È criptica la sindaca di Foggia Maria Aida Episcopo sul possibile rimpasto di Giunta richiesto ormai da tempo dai socialisti di Mino Di Chiara ma ormai forse necessario se l’elezione in Regione dell’avvocato Giulio Scapato sarà confermata da tutti i riconteggi.
Di Chiara parla di una Giunta distante dal consiglio. “È la città che chiede un cambio di passo non solo i socialisti”, afferma nel suo refrain.
Sono diversi gli equilibri del campo largo. La mancata elezione di due dominus come Sergio Clemente e Rosario Cusmai rende difficile immaginare la pattuglia assessorile invariata.
Ma se i due assessori di CON godono di un lasciapassare supportato e dai 3 seggi in Consiglio (Capozzi, Ciruolo e Rizzi) e dal fatto che Giulio de Santis era il primo degli eletti tra gli emilianisti e Mimmo Di Molfetta uomo di sport vicinissimo alla prima cittadina appare tra i più performanti dell’esecutivo, i due assessori della lista Azione Tempi Nuovi, Daniela Patano e Lorenzo Frattarolo, non hanno né il favore dei numeri né il sostegno tra i banchi se si considera che Antonello Di Paola ha sostenuto alle Regionali la viestana Graziamaria Starace.
Può il solo Paolo Frattulino con una lista ormai frantumata e l’assenza di un riferimento in Regione esprimere due assessori? La sindaca parla di una “verifica a-tecnica” e di “revisionismo migliorativo”, oltre che di “ripensamenti, riflessioni, tavoli”. “Aspettiamo la proclamazione ufficiale perché c’è ancora qualche nodo da sciogliere”, rimarca, come a voler gufare Scapato. C’è chi non esclude che il PD, con il successo del partito e di Raffaele Piemontese, possa reclamare una nuova postazione. Un punto è certo: i voti delle regionali sono pressoché identici a quelli del 2023. Il campo largo gode di ottima salute.

★ ★ ★ ★

• Compiti da svolgere:
[a] Secondo l'articolo sulla Giunta di Foggia, come si chiamano i due assessori della lista Azione Tempi Nuovi?
[b] Per ciascuna affermazione, indica se è d'accordo con l'articolo sulla Giunta di Foggia (sì o no) e cita le parole del testo che lo decidono. (i) Di Chiara dice che a chiedere un cambio di passo sono solo i socialisti. (ii) CON ha tre seggi in Consiglio. (iii) I voti delle regionali sono molto diversi da quelli del 2023.
I record che seguono sono materiale a sé, staccato dall'articolo.

[Dati di analisi dell'impaginazione dei documenti]
★ ★ ★ ★

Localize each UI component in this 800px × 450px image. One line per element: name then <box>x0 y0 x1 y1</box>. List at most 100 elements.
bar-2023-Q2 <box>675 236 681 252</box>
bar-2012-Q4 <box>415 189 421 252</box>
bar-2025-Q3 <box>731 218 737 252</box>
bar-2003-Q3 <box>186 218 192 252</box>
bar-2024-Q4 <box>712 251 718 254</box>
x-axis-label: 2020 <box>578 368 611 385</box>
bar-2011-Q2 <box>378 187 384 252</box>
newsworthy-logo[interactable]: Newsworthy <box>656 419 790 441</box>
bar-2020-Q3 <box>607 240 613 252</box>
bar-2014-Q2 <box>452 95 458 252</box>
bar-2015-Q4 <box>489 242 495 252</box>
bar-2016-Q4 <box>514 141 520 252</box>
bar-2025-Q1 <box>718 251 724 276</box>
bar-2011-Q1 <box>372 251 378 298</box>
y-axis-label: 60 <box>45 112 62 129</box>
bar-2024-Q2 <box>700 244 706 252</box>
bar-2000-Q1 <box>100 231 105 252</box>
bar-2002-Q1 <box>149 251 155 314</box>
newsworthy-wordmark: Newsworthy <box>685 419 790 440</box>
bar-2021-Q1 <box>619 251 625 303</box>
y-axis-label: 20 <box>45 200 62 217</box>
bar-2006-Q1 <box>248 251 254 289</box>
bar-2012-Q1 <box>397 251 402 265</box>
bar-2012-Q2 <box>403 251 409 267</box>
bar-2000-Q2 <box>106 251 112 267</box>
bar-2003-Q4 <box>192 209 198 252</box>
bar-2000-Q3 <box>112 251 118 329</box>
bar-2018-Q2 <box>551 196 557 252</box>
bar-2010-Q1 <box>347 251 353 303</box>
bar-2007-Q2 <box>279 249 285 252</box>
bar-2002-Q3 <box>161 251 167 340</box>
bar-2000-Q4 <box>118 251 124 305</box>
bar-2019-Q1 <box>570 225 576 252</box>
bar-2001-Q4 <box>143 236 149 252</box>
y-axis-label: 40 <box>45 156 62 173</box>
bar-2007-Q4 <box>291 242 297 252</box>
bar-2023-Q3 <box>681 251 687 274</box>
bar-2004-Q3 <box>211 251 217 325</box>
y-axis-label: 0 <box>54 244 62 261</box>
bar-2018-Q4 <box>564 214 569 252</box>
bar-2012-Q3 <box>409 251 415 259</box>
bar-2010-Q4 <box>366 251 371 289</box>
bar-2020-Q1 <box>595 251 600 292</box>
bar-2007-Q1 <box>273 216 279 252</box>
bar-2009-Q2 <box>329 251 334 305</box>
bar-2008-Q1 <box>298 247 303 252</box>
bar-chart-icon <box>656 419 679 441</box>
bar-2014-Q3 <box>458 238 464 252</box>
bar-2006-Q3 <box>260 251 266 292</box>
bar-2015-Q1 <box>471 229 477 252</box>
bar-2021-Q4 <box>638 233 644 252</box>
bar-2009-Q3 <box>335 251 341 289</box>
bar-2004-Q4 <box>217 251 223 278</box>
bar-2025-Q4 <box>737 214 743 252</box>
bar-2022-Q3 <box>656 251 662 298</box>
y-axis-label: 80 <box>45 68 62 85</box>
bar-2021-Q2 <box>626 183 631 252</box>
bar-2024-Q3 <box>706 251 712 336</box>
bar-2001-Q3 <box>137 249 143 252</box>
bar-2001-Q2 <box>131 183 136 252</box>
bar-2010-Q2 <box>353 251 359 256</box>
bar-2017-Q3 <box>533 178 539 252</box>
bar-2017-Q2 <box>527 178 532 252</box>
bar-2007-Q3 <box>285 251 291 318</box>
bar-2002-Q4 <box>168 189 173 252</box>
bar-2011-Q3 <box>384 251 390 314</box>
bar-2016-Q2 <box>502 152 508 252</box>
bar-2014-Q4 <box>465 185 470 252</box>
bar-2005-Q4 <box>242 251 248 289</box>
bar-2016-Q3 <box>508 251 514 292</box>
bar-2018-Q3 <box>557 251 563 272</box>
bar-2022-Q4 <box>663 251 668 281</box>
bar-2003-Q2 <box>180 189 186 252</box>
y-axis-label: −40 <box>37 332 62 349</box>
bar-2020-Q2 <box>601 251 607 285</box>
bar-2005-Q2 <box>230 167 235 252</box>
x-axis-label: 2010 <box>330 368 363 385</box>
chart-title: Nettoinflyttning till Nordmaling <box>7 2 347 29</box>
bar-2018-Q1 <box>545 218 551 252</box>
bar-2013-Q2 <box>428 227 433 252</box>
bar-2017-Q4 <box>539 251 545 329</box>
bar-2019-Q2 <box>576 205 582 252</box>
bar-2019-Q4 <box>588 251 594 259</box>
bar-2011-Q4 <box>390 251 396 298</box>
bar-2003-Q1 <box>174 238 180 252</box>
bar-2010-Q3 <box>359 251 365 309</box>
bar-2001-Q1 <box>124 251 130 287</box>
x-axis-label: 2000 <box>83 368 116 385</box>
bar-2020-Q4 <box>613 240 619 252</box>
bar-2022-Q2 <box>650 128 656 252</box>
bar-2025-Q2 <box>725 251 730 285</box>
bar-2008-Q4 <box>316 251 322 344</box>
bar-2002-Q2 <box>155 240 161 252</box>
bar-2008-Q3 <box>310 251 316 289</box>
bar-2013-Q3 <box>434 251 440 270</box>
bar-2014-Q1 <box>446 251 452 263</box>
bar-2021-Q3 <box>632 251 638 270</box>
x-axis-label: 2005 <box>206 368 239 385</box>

★ ★ ★ ★

• Le tue risposte:
[a] Daniela Patano e Lorenzo Frattarolo.

[b]
(i) No: "È la città che chiede un cambio di passo non solo i socialisti".
(ii) Sì: "dai 3 seggi in Consiglio (Capozzi, Ciruolo e Rizzi)".
(iii) No: "i voti delle regionali sono pressoché identici a quelli del 2023".